*Exercise text:*
This election was important for any number of reasons, but for Key West, cruise ships were at the forefront of the voting. Residents of the popular vacation destination were faced with approving three amendments to the city charter, all revolving around cruise ships and passengers disembarking at Mallory Square.
Key West voters decided to limit the number of people who disembark to 1,500 per day, limiting the size of ships which can call on Key West to 1,300 passengers and give priority to cruise ships and cruise lines with a better environmental and health track record.
Per the Miami Herald, all three passed with more than 60% of the vote. More than 80% of Key West voters chose to give priority access to cruise lines with a better environmental footprint.
Proponents of the amendments from a group called Safer, Cleaner Ships cite protection of the local environment as a primary factor in limiting ships. They also cite the threat cruise ships pose as COVID-19 spreaders as an important factor in their efforts to sway the voters of Key West.
Legal Battle on the Horizon
Cruisers shouldn’t fret just yet, there’s likely a courtroom battle to come on the legality of the amendments. Florida State Circuit Court Judge Bonnie Helms allowed the amendments on the ballot, but promised there would be a post-election discussion revolving around whether the local government or maritime law has the authority to regulate international shipping in local waters.
According to the Key West Citizen, the local newspaper, there is a scenario where the courts rule that large ships can dock at Pier B, while the other two piers, owned by the city and the U.S. Navy, would adhere to the newly passed amendments.
Key West is one of the most popular cruise destinations in America with over 400 ships and nearly 1 million passengers calling in 2019. According to the Greater Key West Chamber of Commerce, adhering to the new restrictions would mean reducing cruise ship calls down to 22 and just 11,000 passengers.

[Records from a collection]
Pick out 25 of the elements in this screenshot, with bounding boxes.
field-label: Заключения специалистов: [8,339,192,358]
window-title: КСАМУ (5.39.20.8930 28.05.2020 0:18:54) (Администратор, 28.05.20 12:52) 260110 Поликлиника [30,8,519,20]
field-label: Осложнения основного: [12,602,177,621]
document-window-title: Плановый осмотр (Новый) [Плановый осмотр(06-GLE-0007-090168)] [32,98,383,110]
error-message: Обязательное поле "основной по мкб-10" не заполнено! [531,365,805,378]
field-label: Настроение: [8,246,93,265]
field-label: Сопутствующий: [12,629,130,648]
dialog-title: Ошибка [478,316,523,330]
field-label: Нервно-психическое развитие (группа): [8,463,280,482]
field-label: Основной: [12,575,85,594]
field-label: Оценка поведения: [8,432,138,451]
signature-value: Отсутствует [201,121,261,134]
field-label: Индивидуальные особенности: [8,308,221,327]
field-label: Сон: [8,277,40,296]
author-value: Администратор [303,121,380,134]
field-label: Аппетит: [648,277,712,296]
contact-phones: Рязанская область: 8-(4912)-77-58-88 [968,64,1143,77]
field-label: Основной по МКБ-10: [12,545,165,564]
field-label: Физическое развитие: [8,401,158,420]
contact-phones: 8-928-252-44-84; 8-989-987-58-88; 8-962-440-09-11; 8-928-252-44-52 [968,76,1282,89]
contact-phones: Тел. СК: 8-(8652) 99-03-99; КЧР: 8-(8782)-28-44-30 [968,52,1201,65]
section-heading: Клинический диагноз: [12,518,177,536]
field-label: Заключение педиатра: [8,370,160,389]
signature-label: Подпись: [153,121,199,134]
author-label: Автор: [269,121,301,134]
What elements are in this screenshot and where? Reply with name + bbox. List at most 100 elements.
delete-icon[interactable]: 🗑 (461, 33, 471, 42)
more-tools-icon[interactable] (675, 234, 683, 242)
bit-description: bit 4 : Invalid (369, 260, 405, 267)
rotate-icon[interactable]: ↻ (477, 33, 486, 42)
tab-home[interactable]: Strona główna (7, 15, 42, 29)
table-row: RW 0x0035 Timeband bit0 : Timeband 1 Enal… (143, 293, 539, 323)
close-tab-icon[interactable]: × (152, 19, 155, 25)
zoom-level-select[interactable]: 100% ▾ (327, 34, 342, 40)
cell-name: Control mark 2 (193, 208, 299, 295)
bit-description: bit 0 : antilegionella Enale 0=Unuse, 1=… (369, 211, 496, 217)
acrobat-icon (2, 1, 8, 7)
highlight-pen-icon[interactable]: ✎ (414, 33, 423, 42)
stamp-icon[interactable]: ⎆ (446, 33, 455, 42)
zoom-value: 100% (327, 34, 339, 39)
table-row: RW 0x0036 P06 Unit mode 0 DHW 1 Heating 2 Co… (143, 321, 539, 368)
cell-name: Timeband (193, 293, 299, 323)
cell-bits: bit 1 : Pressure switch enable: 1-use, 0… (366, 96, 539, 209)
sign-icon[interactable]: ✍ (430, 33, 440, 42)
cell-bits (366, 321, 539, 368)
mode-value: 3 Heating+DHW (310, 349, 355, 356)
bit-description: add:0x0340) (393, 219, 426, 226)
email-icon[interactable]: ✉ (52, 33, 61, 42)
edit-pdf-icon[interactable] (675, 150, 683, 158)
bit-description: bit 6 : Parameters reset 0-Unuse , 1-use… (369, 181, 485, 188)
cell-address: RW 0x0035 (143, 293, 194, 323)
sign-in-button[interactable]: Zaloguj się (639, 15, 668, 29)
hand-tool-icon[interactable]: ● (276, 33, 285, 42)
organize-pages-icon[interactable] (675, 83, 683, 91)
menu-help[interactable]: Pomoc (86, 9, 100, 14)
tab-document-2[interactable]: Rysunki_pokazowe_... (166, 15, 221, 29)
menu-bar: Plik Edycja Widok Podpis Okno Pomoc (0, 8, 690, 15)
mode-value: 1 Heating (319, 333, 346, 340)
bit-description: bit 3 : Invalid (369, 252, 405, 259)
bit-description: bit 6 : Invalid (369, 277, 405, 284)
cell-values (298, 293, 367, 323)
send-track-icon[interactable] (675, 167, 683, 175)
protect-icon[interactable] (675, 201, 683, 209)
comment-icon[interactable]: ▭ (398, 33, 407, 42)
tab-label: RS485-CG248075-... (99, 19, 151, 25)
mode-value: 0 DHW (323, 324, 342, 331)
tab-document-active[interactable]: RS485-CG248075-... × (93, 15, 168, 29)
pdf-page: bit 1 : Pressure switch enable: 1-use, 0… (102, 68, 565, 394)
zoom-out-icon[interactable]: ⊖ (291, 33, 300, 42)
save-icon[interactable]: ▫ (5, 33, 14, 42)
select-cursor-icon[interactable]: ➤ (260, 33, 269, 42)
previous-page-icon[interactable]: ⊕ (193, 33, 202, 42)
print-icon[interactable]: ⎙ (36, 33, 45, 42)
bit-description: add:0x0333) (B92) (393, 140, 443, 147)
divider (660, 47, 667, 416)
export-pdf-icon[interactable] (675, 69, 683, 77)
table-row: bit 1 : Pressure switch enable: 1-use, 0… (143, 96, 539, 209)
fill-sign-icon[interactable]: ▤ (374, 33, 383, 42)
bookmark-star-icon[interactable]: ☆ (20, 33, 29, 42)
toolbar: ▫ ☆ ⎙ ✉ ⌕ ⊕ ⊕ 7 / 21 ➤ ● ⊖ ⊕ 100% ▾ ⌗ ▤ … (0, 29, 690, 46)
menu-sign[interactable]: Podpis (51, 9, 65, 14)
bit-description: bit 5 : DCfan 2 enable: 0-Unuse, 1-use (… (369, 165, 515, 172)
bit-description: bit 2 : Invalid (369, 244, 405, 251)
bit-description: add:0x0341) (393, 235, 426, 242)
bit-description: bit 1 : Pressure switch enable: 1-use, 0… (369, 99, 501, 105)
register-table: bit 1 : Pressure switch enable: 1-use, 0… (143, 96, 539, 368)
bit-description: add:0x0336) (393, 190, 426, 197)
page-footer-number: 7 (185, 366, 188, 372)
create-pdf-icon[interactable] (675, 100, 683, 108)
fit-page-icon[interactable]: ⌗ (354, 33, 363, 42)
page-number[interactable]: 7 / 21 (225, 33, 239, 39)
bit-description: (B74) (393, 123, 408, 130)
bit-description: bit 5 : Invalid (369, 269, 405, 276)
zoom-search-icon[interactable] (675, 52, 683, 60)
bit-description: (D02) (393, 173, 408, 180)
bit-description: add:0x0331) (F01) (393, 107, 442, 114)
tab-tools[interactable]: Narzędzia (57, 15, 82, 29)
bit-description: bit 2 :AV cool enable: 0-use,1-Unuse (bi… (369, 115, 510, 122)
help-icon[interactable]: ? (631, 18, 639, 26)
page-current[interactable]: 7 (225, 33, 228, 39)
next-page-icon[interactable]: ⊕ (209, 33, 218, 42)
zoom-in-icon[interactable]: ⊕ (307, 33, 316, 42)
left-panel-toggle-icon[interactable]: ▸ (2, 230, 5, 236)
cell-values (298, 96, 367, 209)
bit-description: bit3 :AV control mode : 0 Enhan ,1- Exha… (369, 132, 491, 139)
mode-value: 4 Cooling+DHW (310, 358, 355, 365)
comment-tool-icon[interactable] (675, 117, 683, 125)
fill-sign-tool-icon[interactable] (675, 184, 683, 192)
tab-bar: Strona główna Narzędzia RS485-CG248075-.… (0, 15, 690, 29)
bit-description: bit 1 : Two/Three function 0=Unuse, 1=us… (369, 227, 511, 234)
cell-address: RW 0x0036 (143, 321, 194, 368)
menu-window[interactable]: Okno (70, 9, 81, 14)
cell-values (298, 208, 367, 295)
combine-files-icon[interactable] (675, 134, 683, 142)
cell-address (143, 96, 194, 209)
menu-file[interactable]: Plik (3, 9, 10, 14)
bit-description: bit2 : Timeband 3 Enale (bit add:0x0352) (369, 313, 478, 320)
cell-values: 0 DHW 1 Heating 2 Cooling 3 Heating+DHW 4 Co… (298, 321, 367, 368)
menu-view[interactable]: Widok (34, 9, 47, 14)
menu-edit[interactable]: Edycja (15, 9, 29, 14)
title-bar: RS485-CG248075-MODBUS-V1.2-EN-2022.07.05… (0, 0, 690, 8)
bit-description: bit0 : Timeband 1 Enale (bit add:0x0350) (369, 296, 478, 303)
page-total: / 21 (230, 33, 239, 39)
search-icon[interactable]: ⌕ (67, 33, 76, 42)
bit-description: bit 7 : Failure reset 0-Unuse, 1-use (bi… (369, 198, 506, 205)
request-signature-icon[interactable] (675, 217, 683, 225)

*Exercise:*
Print the stretch of the Key West cruise vote article from "Proponents of the" through "of Key West.", word for word.

*Solution for this task:*
Proponents of the amendments from a group called Safer, Cleaner Ships cite protection of the local environment as a primary factor in limiting ships. They also cite the threat cruise ships pose as COVID-19 spreaders as an important factor in their efforts to sway the voters of Key West.